Go through the records and give each one again exactly.

• _Records shown_:
++++++++++++++++++++
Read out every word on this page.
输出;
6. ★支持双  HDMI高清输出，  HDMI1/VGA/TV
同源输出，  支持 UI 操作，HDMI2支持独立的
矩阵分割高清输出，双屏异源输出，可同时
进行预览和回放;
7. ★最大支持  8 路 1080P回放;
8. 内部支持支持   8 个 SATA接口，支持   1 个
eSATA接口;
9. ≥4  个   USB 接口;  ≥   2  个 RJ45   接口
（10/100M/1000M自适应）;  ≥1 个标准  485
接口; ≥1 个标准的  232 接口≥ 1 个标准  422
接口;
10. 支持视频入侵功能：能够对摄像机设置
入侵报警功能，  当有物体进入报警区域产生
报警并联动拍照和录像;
++++++++++++++++++++
• _Final answer_:
Read out every word on this page.
输出;
6. ★支持双  HDMI高清输出，  HDMI1/VGA/TV
同源输出，  支持 UI 操作，HDMI2支持独立的
矩阵分割高清输出，双屏异源输出，可同时
进行预览和回放;
7. ★最大支持  8 路 1080P回放;
8. 内部支持支持   8 个 SATA接口，支持   1 个
eSATA接口;
9. ≥4  个   USB 接口;  ≥   2  个 RJ45   接口
（10/100M/1000M自适应）;  ≥1 个标准  485
接口; ≥1 个标准的  232 接口≥ 1 个标准  422
接口;
10. 支持视频入侵功能：能够对摄像机设置
入侵报警功能，  当有物体进入报警区域产生
报警并联动拍照和录像;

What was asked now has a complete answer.